-- begin TASK DATA --
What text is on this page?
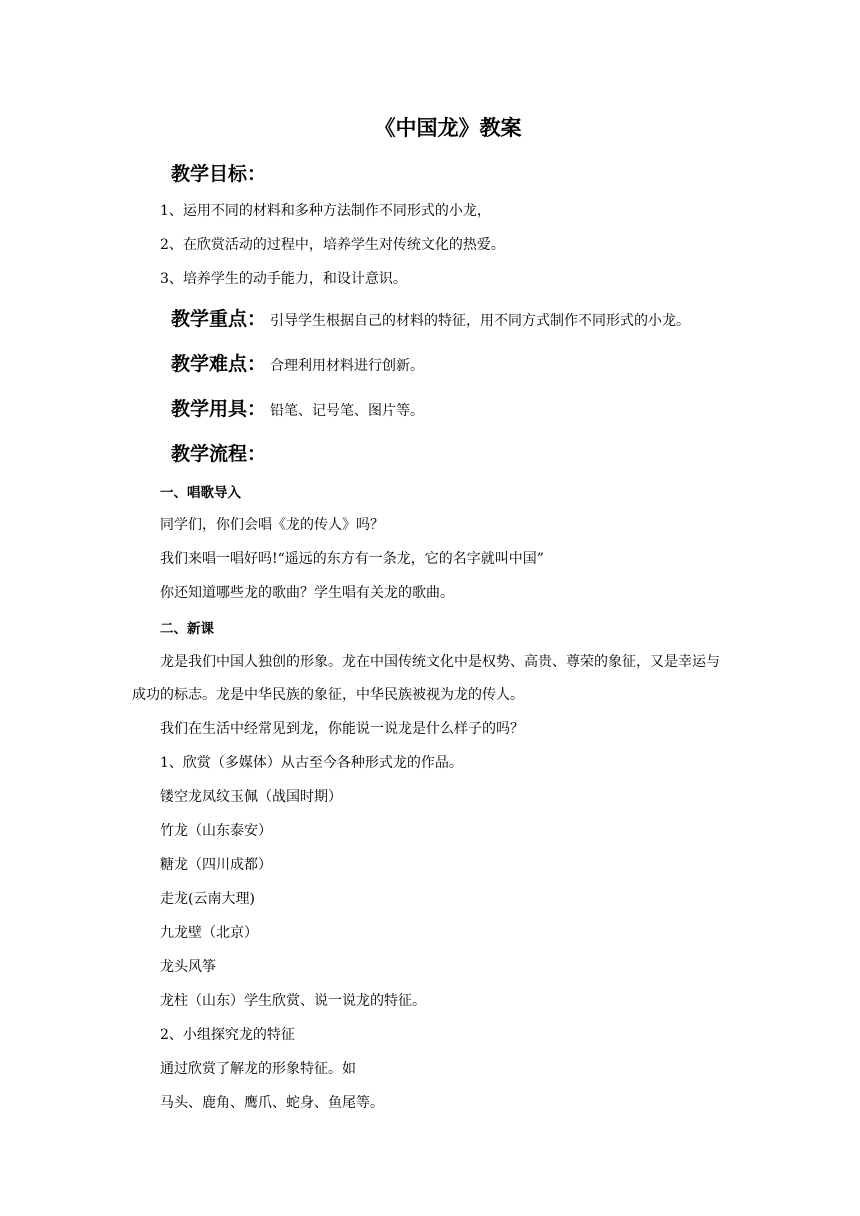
《中国龙》教案
教学目标：
1、运用不同的材料和多种方法制作不同形式的小龙，
2、在欣赏活动的过程中，培养学生对传统文化的热爱。
3、培养学生的动手能力，和设计意识。
教学重点： 引导学生根据自己的材料的特征，用不同方式制作不同形式的小龙。
教学难点： 合理利用材料进行创新。
教学用具： 铅笔、记号笔、图片等。
教学流程：
一、唱歌导入
同学们，你们会唱《龙的传人》吗？
我们来唱一唱好吗!“遥远的东方有一条龙，它的名字就叫中国”
你还知道哪些龙的歌曲？学生唱有关龙的歌曲。
二、新课
龙是我们中国人独创的形象。龙在中国传统文化中是权势、高贵、尊荣的象征，又是幸运与成功的标志。龙是中华民族的象征，中华民族被视为龙的传人。
我们在生活中经常见到龙，你能说一说龙是什么样子的吗？
1、欣赏（多媒体）从古至今各种形式龙的作品。
镂空龙凤纹玉佩（战国时期）
竹龙（山东泰安）
糖龙（四川成都）
走龙(云南大理)
九龙壁（北京）
龙头风筝
龙柱（山东）学生欣赏、说一说龙的特征。
2、小组探究龙的特征
通过欣赏了解龙的形象特征。如
马头、鹿角、鹰爪、蛇身、鱼尾等。
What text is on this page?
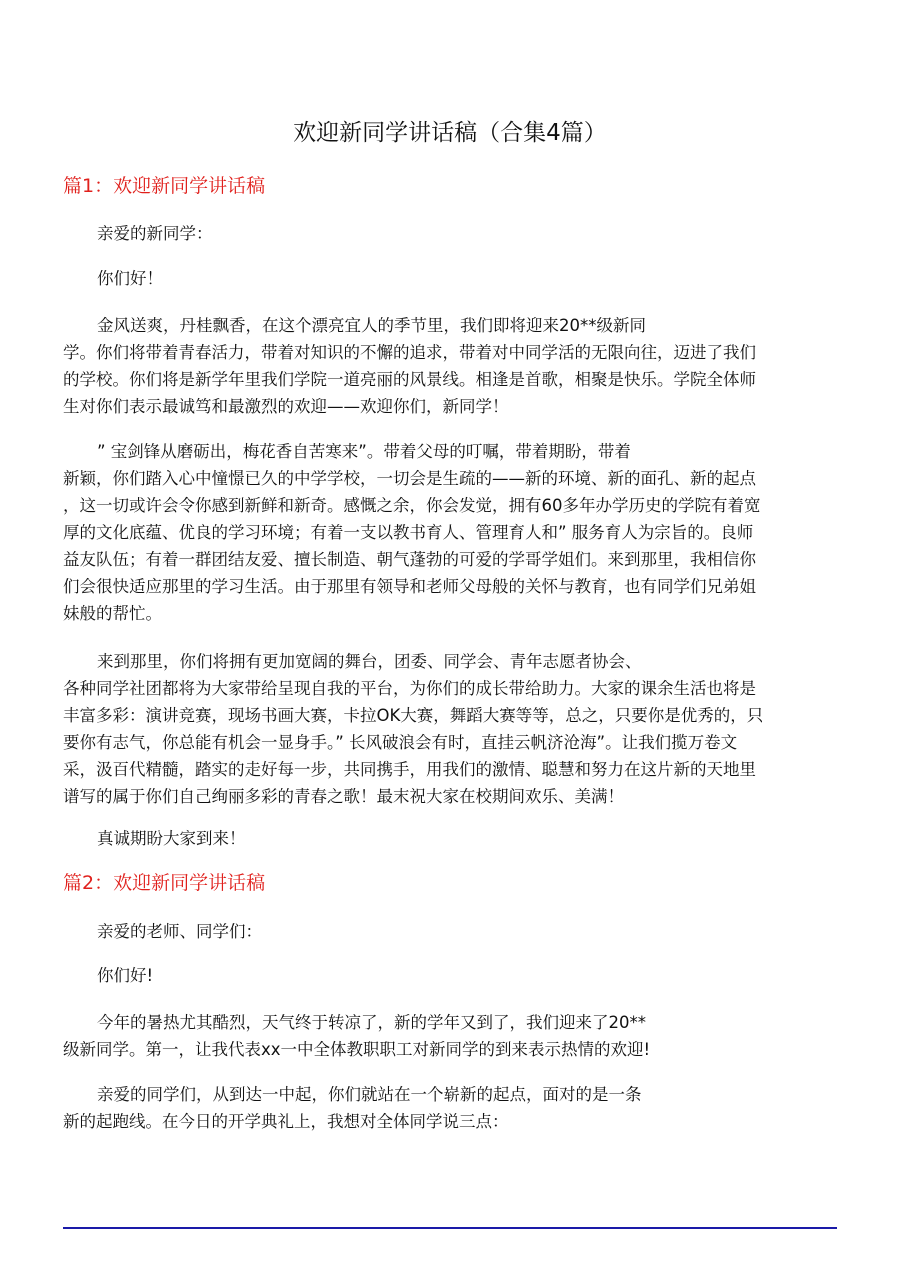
欢迎新同学讲话稿（合集4篇）
篇1：欢迎新同学讲话稿
亲爱的新同学：
你们好！
金风送爽，丹桂飘香，在这个漂亮宜人的季节里，我们即将迎来20**级新同
学。你们将带着青春活力，带着对知识的不懈的追求，带着对中同学活的无限向往，迈进了我们
的学校。你们将是新学年里我们学院一道亮丽的风景线。相逢是首歌，相聚是快乐。学院全体师
生对你们表示最诚笃和最激烈的欢迎——欢迎你们，新同学！
” 宝剑锋从磨砺出，梅花香自苦寒来”。带着父母的叮嘱，带着期盼，带着
新颖，你们踏入心中憧憬已久的中学学校，一切会是生疏的——新的环境、新的面孔、新的起点
，这一切或许会令你感到新鲜和新奇。感慨之余，你会发觉，拥有60多年办学历史的学院有着宽
厚的文化底蕴、优良的学习环境；有着一支以教书育人、管理育人和” 服务育人为宗旨的。良师
益友队伍；有着一群团结友爱、擅长制造、朝气蓬勃的可爱的学哥学姐们。来到那里，我相信你
们会很快适应那里的学习生活。由于那里有领导和老师父母般的关怀与教育，也有同学们兄弟姐
妹般的帮忙。
来到那里，你们将拥有更加宽阔的舞台，团委、同学会、青年志愿者协会、
各种同学社团都将为大家带给呈现自我的平台，为你们的成长带给助力。大家的课余生活也将是
丰富多彩：演讲竞赛，现场书画大赛，卡拉OK大赛，舞蹈大赛等等，总之，只要你是优秀的，只
要你有志气，你总能有机会一显身手。” 长风破浪会有时，直挂云帆济沧海”。让我们揽万卷文
采，汲百代精髓，踏实的走好每一步，共同携手，用我们的激情、聪慧和努力在这片新的天地里
谱写的属于你们自己绚丽多彩的青春之歌！最末祝大家在校期间欢乐、美满！
真诚期盼大家到来！
篇2：欢迎新同学讲话稿
亲爱的老师、同学们：
你们好!
今年的暑热尤其酷烈，天气终于转凉了，新的学年又到了，我们迎来了20**
级新同学。第一，让我代表xx一中全体教职职工对新同学的到来表示热情的欢迎!
亲爱的同学们，从到达一中起，你们就站在一个崭新的起点，面对的是一条
新的起跑线。在今日的开学典礼上，我想对全体同学说三点：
-- end TASK DATA --
WHAT TO WORK ON. Retype all the records shown above, character for character. Omit every picture.

OUTPUT BELOW.
What text is on this page?
《中国龙》教案
教学目标：
1、运用不同的材料和多种方法制作不同形式的小龙，
2、在欣赏活动的过程中，培养学生对传统文化的热爱。
3、培养学生的动手能力，和设计意识。
教学重点： 引导学生根据自己的材料的特征，用不同方式制作不同形式的小龙。
教学难点： 合理利用材料进行创新。
教学用具： 铅笔、记号笔、图片等。
教学流程：
一、唱歌导入
同学们，你们会唱《龙的传人》吗？
我们来唱一唱好吗!“遥远的东方有一条龙，它的名字就叫中国”
你还知道哪些龙的歌曲？学生唱有关龙的歌曲。
二、新课
龙是我们中国人独创的形象。龙在中国传统文化中是权势、高贵、尊荣的象征，又是幸运与成功的标志。龙是中华民族的象征，中华民族被视为龙的传人。
我们在生活中经常见到龙，你能说一说龙是什么样子的吗？
1、欣赏（多媒体）从古至今各种形式龙的作品。
镂空龙凤纹玉佩（战国时期）
竹龙（山东泰安）
糖龙（四川成都）
走龙(云南大理)
九龙壁（北京）
龙头风筝
龙柱（山东）学生欣赏、说一说龙的特征。
2、小组探究龙的特征
通过欣赏了解龙的形象特征。如
马头、鹿角、鹰爪、蛇身、鱼尾等。
What text is on this page?
欢迎新同学讲话稿（合集4篇）
篇1：欢迎新同学讲话稿
亲爱的新同学：
你们好！
金风送爽，丹桂飘香，在这个漂亮宜人的季节里，我们即将迎来20**级新同
学。你们将带着青春活力，带着对知识的不懈的追求，带着对中同学活的无限向往，迈进了我们
的学校。你们将是新学年里我们学院一道亮丽的风景线。相逢是首歌，相聚是快乐。学院全体师
生对你们表示最诚笃和最激烈的欢迎——欢迎你们，新同学！
” 宝剑锋从磨砺出，梅花香自苦寒来”。带着父母的叮嘱，带着期盼，带着
新颖，你们踏入心中憧憬已久的中学学校，一切会是生疏的——新的环境、新的面孔、新的起点
，这一切或许会令你感到新鲜和新奇。感慨之余，你会发觉，拥有60多年办学历史的学院有着宽
厚的文化底蕴、优良的学习环境；有着一支以教书育人、管理育人和” 服务育人为宗旨的。良师
益友队伍；有着一群团结友爱、擅长制造、朝气蓬勃的可爱的学哥学姐们。来到那里，我相信你
们会很快适应那里的学习生活。由于那里有领导和老师父母般的关怀与教育，也有同学们兄弟姐
妹般的帮忙。
来到那里，你们将拥有更加宽阔的舞台，团委、同学会、青年志愿者协会、
各种同学社团都将为大家带给呈现自我的平台，为你们的成长带给助力。大家的课余生活也将是
丰富多彩：演讲竞赛，现场书画大赛，卡拉OK大赛，舞蹈大赛等等，总之，只要你是优秀的，只
要你有志气，你总能有机会一显身手。” 长风破浪会有时，直挂云帆济沧海”。让我们揽万卷文
采，汲百代精髓，踏实的走好每一步，共同携手，用我们的激情、聪慧和努力在这片新的天地里
谱写的属于你们自己绚丽多彩的青春之歌！最末祝大家在校期间欢乐、美满！
真诚期盼大家到来！
篇2：欢迎新同学讲话稿
亲爱的老师、同学们：
你们好!
今年的暑热尤其酷烈，天气终于转凉了，新的学年又到了，我们迎来了20**
级新同学。第一，让我代表xx一中全体教职职工对新同学的到来表示热情的欢迎!
亲爱的同学们，从到达一中起，你们就站在一个崭新的起点，面对的是一条
新的起跑线。在今日的开学典礼上，我想对全体同学说三点：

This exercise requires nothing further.